Written task:
Will you write out, word for word, every line from the one with "What data populates" to the final line of the data below, with the pictures left out?

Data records
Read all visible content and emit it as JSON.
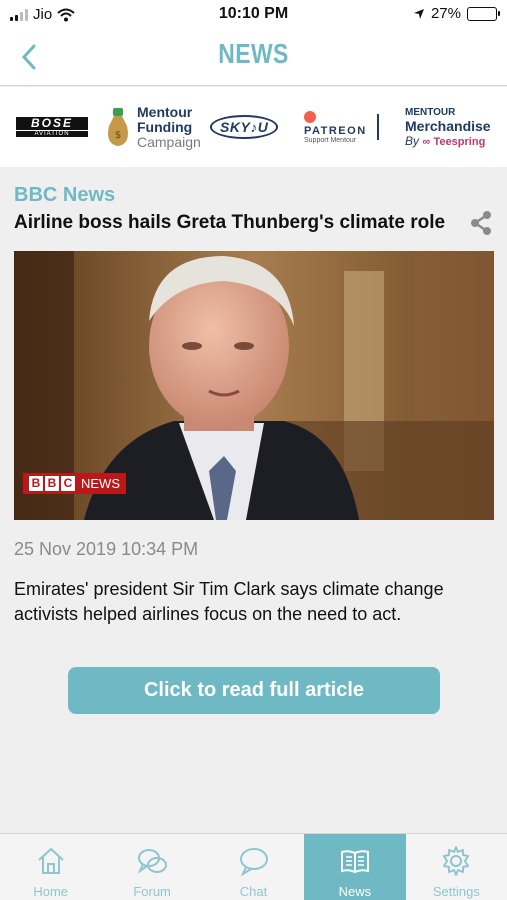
{
  "status_bar": {
    "carrier": "Jio",
    "time": "10:10 PM",
    "battery": "27%",
    "battery_level": 0.27
  },
  "header": {
    "title": "NEWS",
    "back_icon": "chevron-left-icon"
  },
  "sponsors": {
    "bose": {
      "name": "BOSE",
      "sub": "AVIATION"
    },
    "mentour": {
      "line1": "Mentour",
      "line2": "Funding",
      "line3": "Campaign"
    },
    "skyou": {
      "name": "SKY♪U"
    },
    "patreon": {
      "name": "PATREON",
      "sub": "Support Mentour"
    },
    "merch": {
      "line1": "MENTOUR",
      "line2": "Merchandise",
      "by": "By",
      "brand": "Teespring"
    }
  },
  "article": {
    "source": "BBC News",
    "headline": "Airline boss hails Greta Thunberg's climate role",
    "share_icon": "share-icon",
    "photo_badge_bbc": "BBC",
    "photo_badge_news": "NEWS",
    "date": "25 Nov 2019 10:34 PM",
    "summary": "Emirates' president Sir Tim Clark says climate change activists helped airlines focus on the need to act.",
    "read_button": "Click to read full article"
  },
  "tabs": [
    {
      "label": "Home",
      "icon": "home-icon",
      "active": false
    },
    {
      "label": "Forum",
      "icon": "forum-icon",
      "active": false
    },
    {
      "label": "Chat",
      "icon": "chat-icon",
      "active": false
    },
    {
      "label": "News",
      "icon": "news-icon",
      "active": true
    },
    {
      "label": "Settings",
      "icon": "gear-icon",
      "active": false
    }
  ],
  "colors": {
    "accent": "#6fb9c4",
    "navy": "#1f3b63",
    "bbc_red": "#bb1919"
  }
}
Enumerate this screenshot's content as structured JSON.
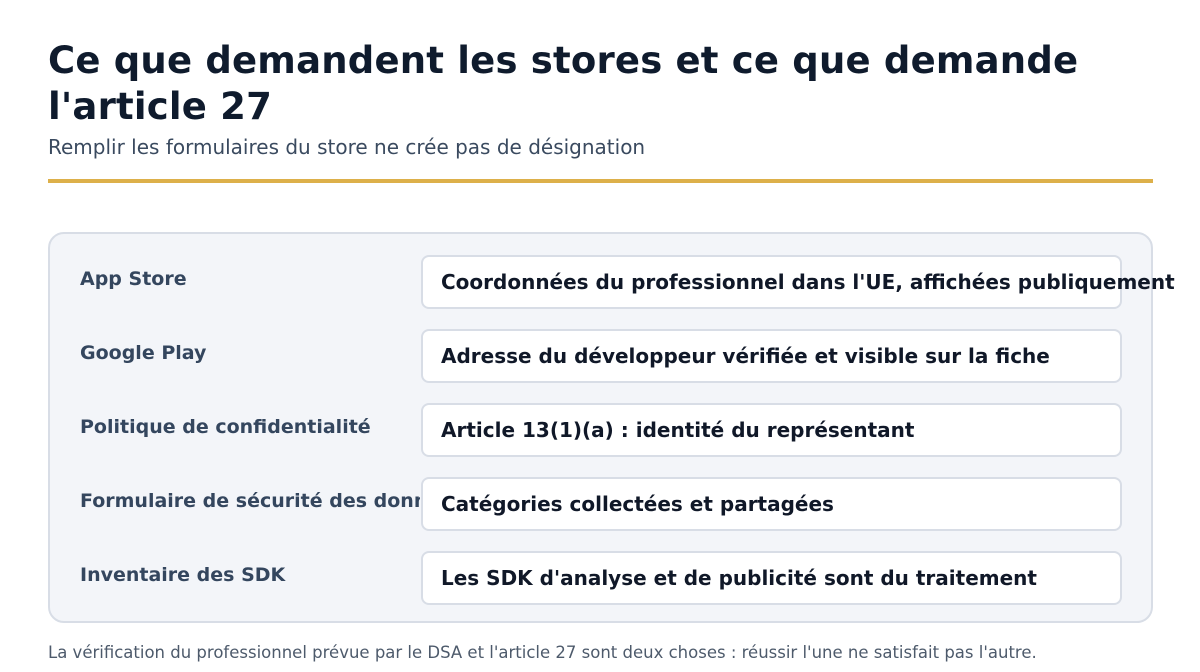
{
  "header": {
    "title": "Ce que demandent les stores et ce que demande l'article 27",
    "subtitle": "Remplir les formulaires du store ne crée pas de désignation"
  },
  "rows": [
    {
      "label": "App Store",
      "value": "Coordonnées du professionnel dans l'UE, affichées publiquement"
    },
    {
      "label": "Google Play",
      "value": "Adresse du développeur vérifiée et visible sur la fiche"
    },
    {
      "label": "Politique de confidentialité",
      "value": "Article 13(1)(a) : identité du représentant"
    },
    {
      "label": "Formulaire de sécurité des données",
      "value": "Catégories collectées et partagées"
    },
    {
      "label": "Inventaire des SDK",
      "value": "Les SDK d'analyse et de publicité sont du traitement"
    }
  ],
  "footnote": "La vérification du professionnel prévue par le DSA et l'article 27 sont deux choses : réussir l'une ne satisfait pas l'autre.",
  "colors": {
    "accent_rule": "#ddb04a",
    "title": "#0f1b2d",
    "panel_bg": "#f3f5f9"
  }
}
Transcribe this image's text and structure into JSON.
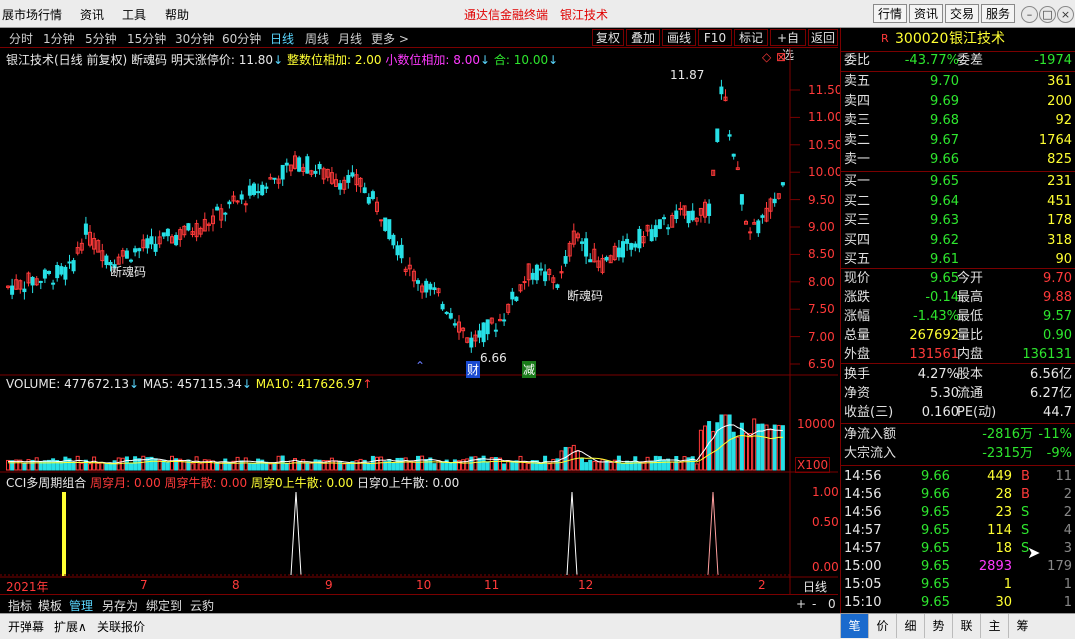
{
  "menu": {
    "app_name": "展市场行情",
    "items": [
      "资讯",
      "工具",
      "帮助"
    ],
    "center_title": "通达信金融终端",
    "center_stock": "银江技术",
    "right_buttons": [
      "行情",
      "资讯",
      "交易",
      "服务"
    ]
  },
  "periods": [
    "分时",
    "1分钟",
    "5分钟",
    "15分钟",
    "30分钟",
    "60分钟",
    "日线",
    "周线",
    "月线",
    "更多 >"
  ],
  "active_period": "日线",
  "toolbar": [
    "复权",
    "叠加",
    "画线",
    "F10",
    "标记",
    "+自选",
    "返回"
  ],
  "main_indicator": {
    "title": "银江技术(日线 前复权) 断魂码",
    "limit_label": "明天涨停价:",
    "limit_value": "11.80",
    "int_label": "整数位相加:",
    "int_value": "2.00",
    "dec_label": "小数位相加:",
    "dec_value": "8.00",
    "sum_label": "合:",
    "sum_value": "10.00"
  },
  "price_axis": [
    "11.50",
    "11.00",
    "10.50",
    "10.00",
    "9.50",
    "9.00",
    "8.50",
    "8.00",
    "7.50",
    "7.00",
    "6.50"
  ],
  "annotations": {
    "high": "11.87",
    "low": "6.66",
    "tag1": "断魂码",
    "tag2": "断魂码",
    "mark_cai": "财",
    "mark_jian": "减"
  },
  "volume": {
    "label": "VOLUME:",
    "value": "477672.13",
    "ma5_label": "MA5:",
    "ma5": "457115.34",
    "ma10_label": "MA10:",
    "ma10": "417626.97",
    "axis": "10000",
    "unit": "X100"
  },
  "cci": {
    "title": "CCI多周期组合",
    "week_month": "周穿月: 0.00",
    "week_cow": "周穿牛散: 0.00",
    "zero_cow": "周穿0上牛散: 0.00",
    "day_cow": "日穿0上牛散: 0.00",
    "axis": [
      "1.00",
      "0.50",
      "0.00"
    ]
  },
  "time_axis": [
    "2021年",
    "7",
    "8",
    "9",
    "10",
    "11",
    "12",
    "2"
  ],
  "time_label": "日线",
  "bottom_tabs": [
    "指标",
    "模板",
    "管理",
    "另存为",
    "绑定到",
    "云豹"
  ],
  "bottom_active": "管理",
  "bottom_right": [
    "+",
    "-",
    "0"
  ],
  "bottom_bar": [
    "开弹幕",
    "扩展∧",
    "关联报价"
  ],
  "right_tabs": [
    "笔",
    "价",
    "细",
    "势",
    "联",
    "主",
    "筹"
  ],
  "right_tab_active": "笔",
  "quote": {
    "code": "300020",
    "name": "银江技术",
    "flag": "R",
    "weibi_label": "委比",
    "weibi": "-43.77%",
    "weicha_label": "委差",
    "weicha": "-1974",
    "sells": [
      {
        "label": "卖五",
        "price": "9.70",
        "vol": "361"
      },
      {
        "label": "卖四",
        "price": "9.69",
        "vol": "200"
      },
      {
        "label": "卖三",
        "price": "9.68",
        "vol": "92"
      },
      {
        "label": "卖二",
        "price": "9.67",
        "vol": "1764"
      },
      {
        "label": "卖一",
        "price": "9.66",
        "vol": "825"
      }
    ],
    "buys": [
      {
        "label": "买一",
        "price": "9.65",
        "vol": "231"
      },
      {
        "label": "买二",
        "price": "9.64",
        "vol": "451"
      },
      {
        "label": "买三",
        "price": "9.63",
        "vol": "178"
      },
      {
        "label": "买四",
        "price": "9.62",
        "vol": "318"
      },
      {
        "label": "买五",
        "price": "9.61",
        "vol": "90"
      }
    ],
    "stats": [
      {
        "l1": "现价",
        "v1": "9.65",
        "c1": "grn",
        "l2": "今开",
        "v2": "9.70",
        "c2": "red"
      },
      {
        "l1": "涨跌",
        "v1": "-0.14",
        "c1": "grn",
        "l2": "最高",
        "v2": "9.88",
        "c2": "red"
      },
      {
        "l1": "涨幅",
        "v1": "-1.43%",
        "c1": "grn",
        "l2": "最低",
        "v2": "9.57",
        "c2": "grn"
      },
      {
        "l1": "总量",
        "v1": "267692",
        "c1": "yel",
        "l2": "量比",
        "v2": "0.90",
        "c2": "grn"
      },
      {
        "l1": "外盘",
        "v1": "131561",
        "c1": "red",
        "l2": "内盘",
        "v2": "136131",
        "c2": "grn"
      }
    ],
    "stats2": [
      {
        "l1": "换手",
        "v1": "4.27%",
        "l2": "股本",
        "v2": "6.56亿"
      },
      {
        "l1": "净资",
        "v1": "5.30",
        "l2": "流通",
        "v2": "6.27亿"
      },
      {
        "l1": "收益(三)",
        "v1": "0.160",
        "l2": "PE(动)",
        "v2": "44.7"
      }
    ],
    "flows": [
      {
        "label": "净流入额",
        "val": "-2816万",
        "pct": "-11%"
      },
      {
        "label": "大宗流入",
        "val": "-2315万",
        "pct": "-9%"
      }
    ],
    "ticks": [
      {
        "t": "14:56",
        "p": "9.66",
        "v": "449",
        "bs": "B",
        "n": "11",
        "vc": "yel"
      },
      {
        "t": "14:56",
        "p": "9.66",
        "v": "28",
        "bs": "B",
        "n": "2",
        "vc": "yel"
      },
      {
        "t": "14:56",
        "p": "9.65",
        "v": "23",
        "bs": "S",
        "n": "2",
        "vc": "yel"
      },
      {
        "t": "14:57",
        "p": "9.65",
        "v": "114",
        "bs": "S",
        "n": "4",
        "vc": "yel"
      },
      {
        "t": "14:57",
        "p": "9.65",
        "v": "18",
        "bs": "S",
        "n": "3",
        "vc": "yel"
      },
      {
        "t": "15:00",
        "p": "9.65",
        "v": "2893",
        "bs": "",
        "n": "179",
        "vc": "mag"
      },
      {
        "t": "15:05",
        "p": "9.65",
        "v": "1",
        "bs": "",
        "n": "1",
        "vc": "yel"
      },
      {
        "t": "15:10",
        "p": "9.65",
        "v": "30",
        "bs": "",
        "n": "1",
        "vc": "yel"
      }
    ]
  },
  "colors": {
    "up": "#ff3a3a",
    "down": "#27e0e6",
    "grid": "#7a0000",
    "ma5": "#ffffff",
    "ma10": "#ffff33"
  }
}
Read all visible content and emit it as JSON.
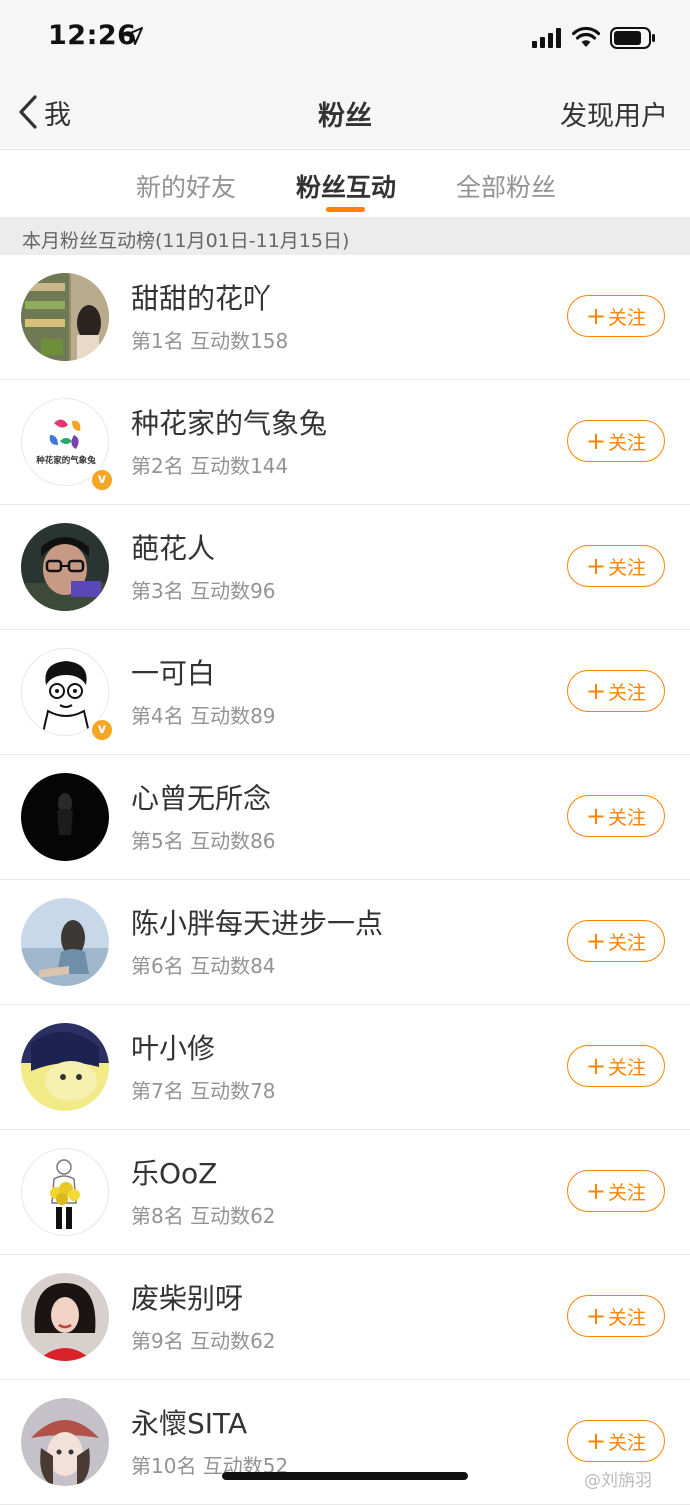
{
  "status_bar": {
    "time": "12:26"
  },
  "nav": {
    "back_label": "我",
    "title": "粉丝",
    "discover_label": "发现用户"
  },
  "tabs": [
    {
      "label": "新的好友",
      "active": false
    },
    {
      "label": "粉丝互动",
      "active": true
    },
    {
      "label": "全部粉丝",
      "active": false
    }
  ],
  "section_title": "本月粉丝互动榜(11月01日-11月15日)",
  "follow_label": "关注",
  "fans": [
    {
      "name": "甜甜的花吖",
      "meta": "第1名  互动数158",
      "verified": false
    },
    {
      "name": "种花家的气象兔",
      "meta": "第2名  互动数144",
      "verified": true,
      "avatar_text": "种花家的气象兔"
    },
    {
      "name": "葩花人",
      "meta": "第3名  互动数96",
      "verified": false
    },
    {
      "name": "一可白",
      "meta": "第4名  互动数89",
      "verified": true
    },
    {
      "name": "心曾无所念",
      "meta": "第5名  互动数86",
      "verified": false
    },
    {
      "name": "陈小胖每天进步一点",
      "meta": "第6名  互动数84",
      "verified": false
    },
    {
      "name": "叶小修",
      "meta": "第7名  互动数78",
      "verified": false
    },
    {
      "name": "乐OoZ",
      "meta": "第8名  互动数62",
      "verified": false
    },
    {
      "name": "废柴别呀",
      "meta": "第9名  互动数62",
      "verified": false
    },
    {
      "name": "永懷SITA",
      "meta": "第10名  互动数52",
      "verified": false
    }
  ],
  "watermark": "@刘旃羽",
  "colors": {
    "accent": "#ff8200",
    "verified": "#f5a623"
  }
}
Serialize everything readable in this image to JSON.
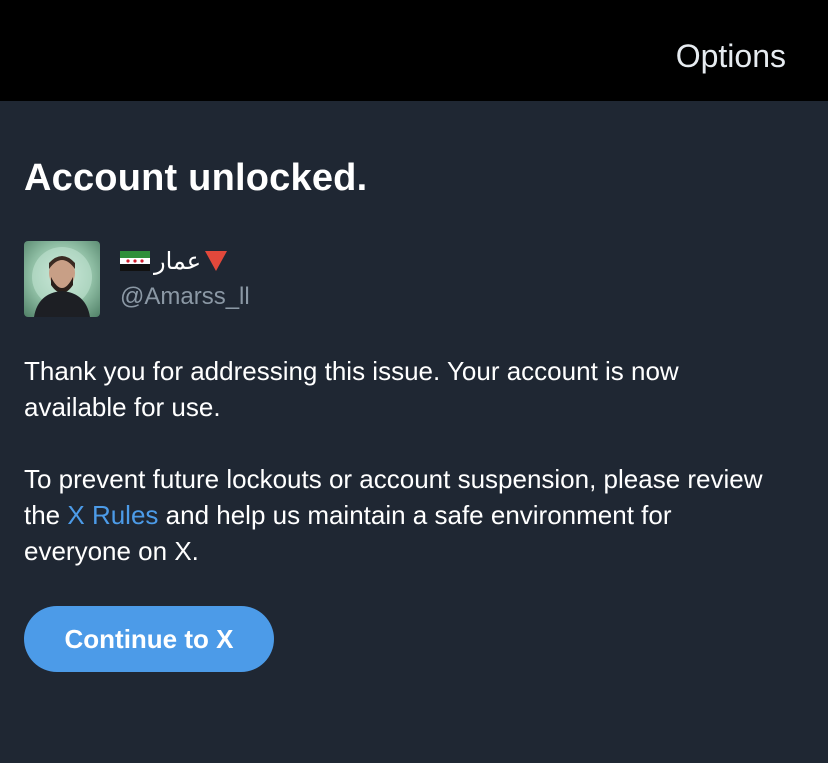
{
  "header": {
    "options_label": "Options"
  },
  "main": {
    "title": "Account unlocked.",
    "user": {
      "display_name": "عمار",
      "handle": "@Amarss_ll",
      "flag_icon": "syrian-independence-flag-icon",
      "badge_icon": "red-down-triangle-icon"
    },
    "paragraph1": "Thank you for addressing this issue. Your account is now available for use.",
    "paragraph2_before": "To prevent future lockouts or account suspension, please review the ",
    "paragraph2_link": "X Rules",
    "paragraph2_after": " and help us maintain a safe environment for everyone on X.",
    "continue_label": "Continue to X"
  },
  "colors": {
    "background": "#1f2733",
    "topbar": "#000000",
    "accent": "#4c9be8",
    "secondary_text": "#8b98a5"
  }
}
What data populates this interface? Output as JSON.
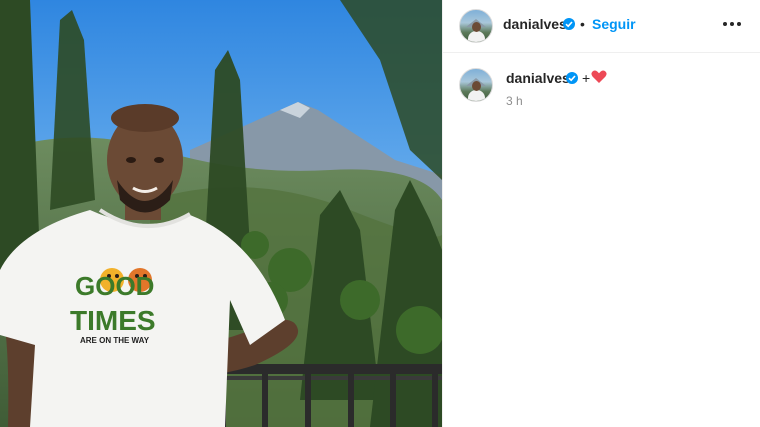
{
  "post": {
    "username": "danialves",
    "follow_label": "Seguir",
    "separator": "•",
    "caption_prefix": "+",
    "time_ago": "3 h"
  },
  "photo": {
    "shirt_line1": "GOOD",
    "shirt_line2": "TIMES",
    "shirt_line3": "ARE ON THE WAY"
  },
  "colors": {
    "accent": "#0095f6",
    "text": "#262626",
    "muted": "#8e8e8e",
    "heart": "#ed4956"
  },
  "icons": {
    "verified": "verified-badge-icon",
    "more": "more-options-icon",
    "heart": "heart-icon"
  }
}
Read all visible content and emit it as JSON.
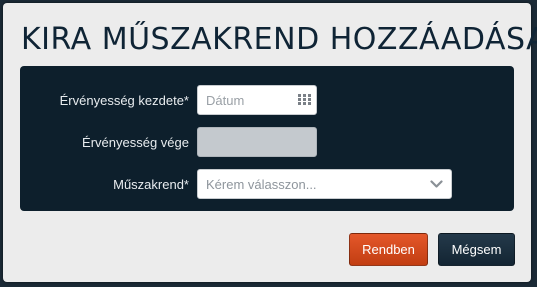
{
  "dialog": {
    "title": "KIRA MŰSZAKREND HOZZÁADÁSA"
  },
  "form": {
    "start": {
      "label": "Érvényesség kezdete*",
      "placeholder": "Dátum",
      "icon": "calendar-icon"
    },
    "end": {
      "label": "Érvényesség vége",
      "disabled": true
    },
    "shift": {
      "label": "Műszakrend*",
      "placeholder": "Kérem válasszon...",
      "icon": "chevron-down-icon"
    }
  },
  "buttons": {
    "ok": "Rendben",
    "cancel": "Mégsem"
  },
  "colors": {
    "primary_button": "#d04a1c",
    "secondary_button": "#1c3041",
    "panel_background": "#0d1f2c",
    "title_text": "#0f2435"
  }
}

Answer below:
What data populates this interface? Output as JSON.
{
  "post": {
    "username": "danialves",
    "follow_label": "Seguir",
    "separator": "•",
    "caption_prefix": "+",
    "time_ago": "3 h"
  },
  "photo": {
    "shirt_line1": "GOOD",
    "shirt_line2": "TIMES",
    "shirt_line3": "ARE ON THE WAY"
  },
  "colors": {
    "accent": "#0095f6",
    "text": "#262626",
    "muted": "#8e8e8e",
    "heart": "#ed4956"
  },
  "icons": {
    "verified": "verified-badge-icon",
    "more": "more-options-icon",
    "heart": "heart-icon"
  }
}
Read all visible content and emit it as JSON.
{
  "dialog": {
    "title": "KIRA MŰSZAKREND HOZZÁADÁSA"
  },
  "form": {
    "start": {
      "label": "Érvényesség kezdete*",
      "placeholder": "Dátum",
      "icon": "calendar-icon"
    },
    "end": {
      "label": "Érvényesség vége",
      "disabled": true
    },
    "shift": {
      "label": "Műszakrend*",
      "placeholder": "Kérem válasszon...",
      "icon": "chevron-down-icon"
    }
  },
  "buttons": {
    "ok": "Rendben",
    "cancel": "Mégsem"
  },
  "colors": {
    "primary_button": "#d04a1c",
    "secondary_button": "#1c3041",
    "panel_background": "#0d1f2c",
    "title_text": "#0f2435"
  }
}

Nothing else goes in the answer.